### Task requirements
Write down each entry again, exactly as it reads.

### Listed records
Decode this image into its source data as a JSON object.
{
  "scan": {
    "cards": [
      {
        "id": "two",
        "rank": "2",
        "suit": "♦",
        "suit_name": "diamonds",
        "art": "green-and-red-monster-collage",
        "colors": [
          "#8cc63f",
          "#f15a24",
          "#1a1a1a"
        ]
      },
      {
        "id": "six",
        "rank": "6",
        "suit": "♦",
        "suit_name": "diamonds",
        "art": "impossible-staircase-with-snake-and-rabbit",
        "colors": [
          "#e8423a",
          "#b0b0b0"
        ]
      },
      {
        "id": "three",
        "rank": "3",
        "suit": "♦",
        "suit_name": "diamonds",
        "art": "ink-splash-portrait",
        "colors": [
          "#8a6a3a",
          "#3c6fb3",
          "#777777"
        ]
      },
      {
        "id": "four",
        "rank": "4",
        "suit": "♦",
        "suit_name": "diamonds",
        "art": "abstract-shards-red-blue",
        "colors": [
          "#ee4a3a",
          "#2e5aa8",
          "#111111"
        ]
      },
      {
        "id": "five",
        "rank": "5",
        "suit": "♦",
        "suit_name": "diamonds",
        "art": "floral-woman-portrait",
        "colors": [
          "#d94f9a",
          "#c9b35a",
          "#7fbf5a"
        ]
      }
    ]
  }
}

### Task solution
Decode this image into its source data as a JSON object.
{
  "scan": {
    "cards": [
      {
        "id": "two",
        "rank": "2",
        "suit": "♦",
        "suit_name": "diamonds",
        "art": "green-and-red-monster-collage",
        "colors": [
          "#8cc63f",
          "#f15a24",
          "#1a1a1a"
        ]
      },
      {
        "id": "six",
        "rank": "6",
        "suit": "♦",
        "suit_name": "diamonds",
        "art": "impossible-staircase-with-snake-and-rabbit",
        "colors": [
          "#e8423a",
          "#b0b0b0"
        ]
      },
      {
        "id": "three",
        "rank": "3",
        "suit": "♦",
        "suit_name": "diamonds",
        "art": "ink-splash-portrait",
        "colors": [
          "#8a6a3a",
          "#3c6fb3",
          "#777777"
        ]
      },
      {
        "id": "four",
        "rank": "4",
        "suit": "♦",
        "suit_name": "diamonds",
        "art": "abstract-shards-red-blue",
        "colors": [
          "#ee4a3a",
          "#2e5aa8",
          "#111111"
        ]
      },
      {
        "id": "five",
        "rank": "5",
        "suit": "♦",
        "suit_name": "diamonds",
        "art": "floral-woman-portrait",
        "colors": [
          "#d94f9a",
          "#c9b35a",
          "#7fbf5a"
        ]
      }
    ]
  }
}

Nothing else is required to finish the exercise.